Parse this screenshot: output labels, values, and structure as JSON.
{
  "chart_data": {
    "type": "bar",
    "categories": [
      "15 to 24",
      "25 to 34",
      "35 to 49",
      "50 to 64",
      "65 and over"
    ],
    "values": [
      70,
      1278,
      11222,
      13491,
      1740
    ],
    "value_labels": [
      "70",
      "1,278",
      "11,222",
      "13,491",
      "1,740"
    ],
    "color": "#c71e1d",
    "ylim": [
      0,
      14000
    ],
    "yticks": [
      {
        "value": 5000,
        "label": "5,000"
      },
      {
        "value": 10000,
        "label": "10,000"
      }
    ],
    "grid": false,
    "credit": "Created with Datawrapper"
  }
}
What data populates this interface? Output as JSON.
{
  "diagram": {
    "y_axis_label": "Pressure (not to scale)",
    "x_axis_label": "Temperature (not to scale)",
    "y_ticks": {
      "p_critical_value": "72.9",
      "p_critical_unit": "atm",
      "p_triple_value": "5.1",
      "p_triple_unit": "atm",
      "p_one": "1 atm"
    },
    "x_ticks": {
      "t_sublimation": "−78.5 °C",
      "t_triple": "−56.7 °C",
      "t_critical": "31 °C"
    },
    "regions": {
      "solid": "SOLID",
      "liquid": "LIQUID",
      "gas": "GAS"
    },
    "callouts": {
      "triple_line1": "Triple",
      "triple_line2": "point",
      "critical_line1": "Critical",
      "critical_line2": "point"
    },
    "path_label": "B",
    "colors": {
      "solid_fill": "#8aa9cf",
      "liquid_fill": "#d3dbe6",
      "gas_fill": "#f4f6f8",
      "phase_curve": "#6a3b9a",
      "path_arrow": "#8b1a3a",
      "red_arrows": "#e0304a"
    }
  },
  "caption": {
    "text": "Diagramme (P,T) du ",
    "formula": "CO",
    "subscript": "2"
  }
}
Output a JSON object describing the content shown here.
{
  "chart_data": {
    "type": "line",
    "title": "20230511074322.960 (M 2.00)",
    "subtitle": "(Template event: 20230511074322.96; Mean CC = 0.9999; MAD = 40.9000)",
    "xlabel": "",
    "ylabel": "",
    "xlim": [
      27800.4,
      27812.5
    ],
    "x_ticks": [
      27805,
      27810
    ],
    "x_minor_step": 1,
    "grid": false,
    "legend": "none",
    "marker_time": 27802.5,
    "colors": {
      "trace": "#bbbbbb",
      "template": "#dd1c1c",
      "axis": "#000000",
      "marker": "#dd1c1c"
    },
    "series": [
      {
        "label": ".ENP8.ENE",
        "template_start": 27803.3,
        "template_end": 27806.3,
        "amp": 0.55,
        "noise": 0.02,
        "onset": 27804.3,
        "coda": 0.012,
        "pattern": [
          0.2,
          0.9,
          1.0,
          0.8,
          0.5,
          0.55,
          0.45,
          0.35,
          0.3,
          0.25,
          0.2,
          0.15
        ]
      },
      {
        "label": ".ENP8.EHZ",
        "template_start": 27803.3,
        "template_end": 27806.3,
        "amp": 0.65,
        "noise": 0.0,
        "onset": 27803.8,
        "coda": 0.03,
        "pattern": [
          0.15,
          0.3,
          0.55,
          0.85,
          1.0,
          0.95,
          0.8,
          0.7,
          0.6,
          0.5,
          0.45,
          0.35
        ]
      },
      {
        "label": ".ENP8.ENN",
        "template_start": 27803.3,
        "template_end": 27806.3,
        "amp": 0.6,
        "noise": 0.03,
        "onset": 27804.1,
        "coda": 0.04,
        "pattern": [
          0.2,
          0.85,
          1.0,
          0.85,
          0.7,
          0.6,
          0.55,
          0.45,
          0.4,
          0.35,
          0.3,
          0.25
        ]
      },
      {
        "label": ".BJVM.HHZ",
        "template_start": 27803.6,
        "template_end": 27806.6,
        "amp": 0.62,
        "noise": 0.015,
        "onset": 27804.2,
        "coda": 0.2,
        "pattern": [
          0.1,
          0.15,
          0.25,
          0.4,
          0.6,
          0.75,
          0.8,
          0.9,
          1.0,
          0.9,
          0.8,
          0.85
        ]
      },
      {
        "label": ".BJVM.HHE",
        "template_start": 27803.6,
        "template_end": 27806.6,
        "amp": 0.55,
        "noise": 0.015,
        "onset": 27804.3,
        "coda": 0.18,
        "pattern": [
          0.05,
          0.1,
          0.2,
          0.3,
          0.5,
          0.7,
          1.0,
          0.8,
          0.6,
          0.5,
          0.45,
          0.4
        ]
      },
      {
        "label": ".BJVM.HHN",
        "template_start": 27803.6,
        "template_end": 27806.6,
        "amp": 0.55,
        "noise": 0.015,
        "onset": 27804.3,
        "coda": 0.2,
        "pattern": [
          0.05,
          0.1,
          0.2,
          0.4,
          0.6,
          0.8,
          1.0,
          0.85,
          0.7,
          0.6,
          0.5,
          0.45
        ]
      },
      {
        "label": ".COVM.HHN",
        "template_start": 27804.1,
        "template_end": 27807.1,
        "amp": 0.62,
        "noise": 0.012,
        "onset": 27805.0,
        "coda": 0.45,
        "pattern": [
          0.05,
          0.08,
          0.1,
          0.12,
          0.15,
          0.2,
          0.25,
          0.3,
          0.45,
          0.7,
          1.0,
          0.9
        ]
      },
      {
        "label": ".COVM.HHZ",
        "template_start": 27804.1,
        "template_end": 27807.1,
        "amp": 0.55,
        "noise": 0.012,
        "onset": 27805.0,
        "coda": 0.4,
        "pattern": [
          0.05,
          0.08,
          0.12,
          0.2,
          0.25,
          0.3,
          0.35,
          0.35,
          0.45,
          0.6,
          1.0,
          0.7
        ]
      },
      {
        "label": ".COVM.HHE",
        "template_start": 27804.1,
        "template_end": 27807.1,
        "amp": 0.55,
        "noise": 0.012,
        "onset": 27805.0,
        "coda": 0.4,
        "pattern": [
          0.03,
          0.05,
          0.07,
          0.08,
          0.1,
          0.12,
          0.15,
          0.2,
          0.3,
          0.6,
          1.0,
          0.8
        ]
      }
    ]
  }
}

..........

**Exercise task:** Give back each line above precisely as it stands.

**Result of this exercise:**
Parse this screenshot: output labels, values, and structure as JSON.
{
  "chart_data": {
    "type": "bar",
    "categories": [
      "15 to 24",
      "25 to 34",
      "35 to 49",
      "50 to 64",
      "65 and over"
    ],
    "values": [
      70,
      1278,
      11222,
      13491,
      1740
    ],
    "value_labels": [
      "70",
      "1,278",
      "11,222",
      "13,491",
      "1,740"
    ],
    "color": "#c71e1d",
    "ylim": [
      0,
      14000
    ],
    "yticks": [
      {
        "value": 5000,
        "label": "5,000"
      },
      {
        "value": 10000,
        "label": "10,000"
      }
    ],
    "grid": false,
    "credit": "Created with Datawrapper"
  }
}
What data populates this interface? Output as JSON.
{
  "diagram": {
    "y_axis_label": "Pressure (not to scale)",
    "x_axis_label": "Temperature (not to scale)",
    "y_ticks": {
      "p_critical_value": "72.9",
      "p_critical_unit": "atm",
      "p_triple_value": "5.1",
      "p_triple_unit": "atm",
      "p_one": "1 atm"
    },
    "x_ticks": {
      "t_sublimation": "−78.5 °C",
      "t_triple": "−56.7 °C",
      "t_critical": "31 °C"
    },
    "regions": {
      "solid": "SOLID",
      "liquid": "LIQUID",
      "gas": "GAS"
    },
    "callouts": {
      "triple_line1": "Triple",
      "triple_line2": "point",
      "critical_line1": "Critical",
      "critical_line2": "point"
    },
    "path_label": "B",
    "colors": {
      "solid_fill": "#8aa9cf",
      "liquid_fill": "#d3dbe6",
      "gas_fill": "#f4f6f8",
      "phase_curve": "#6a3b9a",
      "path_arrow": "#8b1a3a",
      "red_arrows": "#e0304a"
    }
  },
  "caption": {
    "text": "Diagramme (P,T) du ",
    "formula": "CO",
    "subscript": "2"
  }
}
Output a JSON object describing the content shown here.
{
  "chart_data": {
    "type": "line",
    "title": "20230511074322.960 (M 2.00)",
    "subtitle": "(Template event: 20230511074322.96; Mean CC = 0.9999; MAD = 40.9000)",
    "xlabel": "",
    "ylabel": "",
    "xlim": [
      27800.4,
      27812.5
    ],
    "x_ticks": [
      27805,
      27810
    ],
    "x_minor_step": 1,
    "grid": false,
    "legend": "none",
    "marker_time": 27802.5,
    "colors": {
      "trace": "#bbbbbb",
      "template": "#dd1c1c",
      "axis": "#000000",
      "marker": "#dd1c1c"
    },
    "series": [
      {
        "label": ".ENP8.ENE",
        "template_start": 27803.3,
        "template_end": 27806.3,
        "amp": 0.55,
        "noise": 0.02,
        "onset": 27804.3,
        "coda": 0.012,
        "pattern": [
          0.2,
          0.9,
          1.0,
          0.8,
          0.5,
          0.55,
          0.45,
          0.35,
          0.3,
          0.25,
          0.2,
          0.15
        ]
      },
      {
        "label": ".ENP8.EHZ",
        "template_start": 27803.3,
        "template_end": 27806.3,
        "amp": 0.65,
        "noise": 0.0,
        "onset": 27803.8,
        "coda": 0.03,
        "pattern": [
          0.15,
          0.3,
          0.55,
          0.85,
          1.0,
          0.95,
          0.8,
          0.7,
          0.6,
          0.5,
          0.45,
          0.35
        ]
      },
      {
        "label": ".ENP8.ENN",
        "template_start": 27803.3,
        "template_end": 27806.3,
        "amp": 0.6,
        "noise": 0.03,
        "onset": 27804.1,
        "coda": 0.04,
        "pattern": [
          0.2,
          0.85,
          1.0,
          0.85,
          0.7,
          0.6,
          0.55,
          0.45,
          0.4,
          0.35,
          0.3,
          0.25
        ]
      },
      {
        "label": ".BJVM.HHZ",
        "template_start": 27803.6,
        "template_end": 27806.6,
        "amp": 0.62,
        "noise": 0.015,
        "onset": 27804.2,
        "coda": 0.2,
        "pattern": [
          0.1,
          0.15,
          0.25,
          0.4,
          0.6,
          0.75,
          0.8,
          0.9,
          1.0,
          0.9,
          0.8,
          0.85
        ]
      },
      {
        "label": ".BJVM.HHE",
        "template_start": 27803.6,
        "template_end": 27806.6,
        "amp": 0.55,
        "noise": 0.015,
        "onset": 27804.3,
        "coda": 0.18,
        "pattern": [
          0.05,
          0.1,
          0.2,
          0.3,
          0.5,
          0.7,
          1.0,
          0.8,
          0.6,
          0.5,
          0.45,
          0.4
        ]
      },
      {
        "label": ".BJVM.HHN",
        "template_start": 27803.6,
        "template_end": 27806.6,
        "amp": 0.55,
        "noise": 0.015,
        "onset": 27804.3,
        "coda": 0.2,
        "pattern": [
          0.05,
          0.1,
          0.2,
          0.4,
          0.6,
          0.8,
          1.0,
          0.85,
          0.7,
          0.6,
          0.5,
          0.45
        ]
      },
      {
        "label": ".COVM.HHN",
        "template_start": 27804.1,
        "template_end": 27807.1,
        "amp": 0.62,
        "noise": 0.012,
        "onset": 27805.0,
        "coda": 0.45,
        "pattern": [
          0.05,
          0.08,
          0.1,
          0.12,
          0.15,
          0.2,
          0.25,
          0.3,
          0.45,
          0.7,
          1.0,
          0.9
        ]
      },
      {
        "label": ".COVM.HHZ",
        "template_start": 27804.1,
        "template_end": 27807.1,
        "amp": 0.55,
        "noise": 0.012,
        "onset": 27805.0,
        "coda": 0.4,
        "pattern": [
          0.05,
          0.08,
          0.12,
          0.2,
          0.25,
          0.3,
          0.35,
          0.35,
          0.45,
          0.6,
          1.0,
          0.7
        ]
      },
      {
        "label": ".COVM.HHE",
        "template_start": 27804.1,
        "template_end": 27807.1,
        "amp": 0.55,
        "noise": 0.012,
        "onset": 27805.0,
        "coda": 0.4,
        "pattern": [
          0.03,
          0.05,
          0.07,
          0.08,
          0.1,
          0.12,
          0.15,
          0.2,
          0.3,
          0.6,
          1.0,
          0.8
        ]
      }
    ]
  }
}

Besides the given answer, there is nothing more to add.